* **What needs to be done**
Examine the entries and show every line in which the word "classe" is found.

* **Excerpt from a dataset**

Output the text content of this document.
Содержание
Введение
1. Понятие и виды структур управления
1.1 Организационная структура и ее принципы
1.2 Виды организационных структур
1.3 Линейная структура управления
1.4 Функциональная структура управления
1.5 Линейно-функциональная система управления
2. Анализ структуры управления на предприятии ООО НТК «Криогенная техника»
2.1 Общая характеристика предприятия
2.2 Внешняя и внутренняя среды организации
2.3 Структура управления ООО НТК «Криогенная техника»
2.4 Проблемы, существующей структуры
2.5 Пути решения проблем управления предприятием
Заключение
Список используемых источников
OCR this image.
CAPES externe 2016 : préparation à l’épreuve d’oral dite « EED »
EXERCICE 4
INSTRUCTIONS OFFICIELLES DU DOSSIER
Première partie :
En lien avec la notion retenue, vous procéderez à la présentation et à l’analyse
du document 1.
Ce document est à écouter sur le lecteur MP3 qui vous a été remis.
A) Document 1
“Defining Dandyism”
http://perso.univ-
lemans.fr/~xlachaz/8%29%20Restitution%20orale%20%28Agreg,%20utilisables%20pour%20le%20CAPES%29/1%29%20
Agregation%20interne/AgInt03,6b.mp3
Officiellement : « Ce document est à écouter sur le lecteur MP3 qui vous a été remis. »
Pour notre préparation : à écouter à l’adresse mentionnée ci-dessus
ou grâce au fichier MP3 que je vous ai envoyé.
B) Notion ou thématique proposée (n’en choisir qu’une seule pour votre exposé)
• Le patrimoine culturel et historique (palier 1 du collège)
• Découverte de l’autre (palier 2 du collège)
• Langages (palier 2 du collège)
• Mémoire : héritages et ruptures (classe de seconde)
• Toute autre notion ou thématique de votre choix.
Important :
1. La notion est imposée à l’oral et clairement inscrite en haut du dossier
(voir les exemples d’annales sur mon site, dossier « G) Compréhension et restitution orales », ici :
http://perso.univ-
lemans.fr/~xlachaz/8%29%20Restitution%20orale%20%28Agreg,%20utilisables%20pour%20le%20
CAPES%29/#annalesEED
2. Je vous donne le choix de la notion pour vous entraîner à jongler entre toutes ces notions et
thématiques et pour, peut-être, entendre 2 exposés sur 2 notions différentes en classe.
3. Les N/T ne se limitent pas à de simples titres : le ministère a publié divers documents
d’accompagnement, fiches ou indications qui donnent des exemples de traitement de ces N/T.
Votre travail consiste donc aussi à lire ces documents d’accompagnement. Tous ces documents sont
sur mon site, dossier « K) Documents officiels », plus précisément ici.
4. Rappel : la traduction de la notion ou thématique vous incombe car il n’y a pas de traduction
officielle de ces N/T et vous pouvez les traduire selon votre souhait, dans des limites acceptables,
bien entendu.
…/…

* **Completed exercise**
• Mémoire : héritages et ruptures (classe de seconde)
thématiques et pour, peut-être, entendre 2 exposés sur 2 notions différentes en classe.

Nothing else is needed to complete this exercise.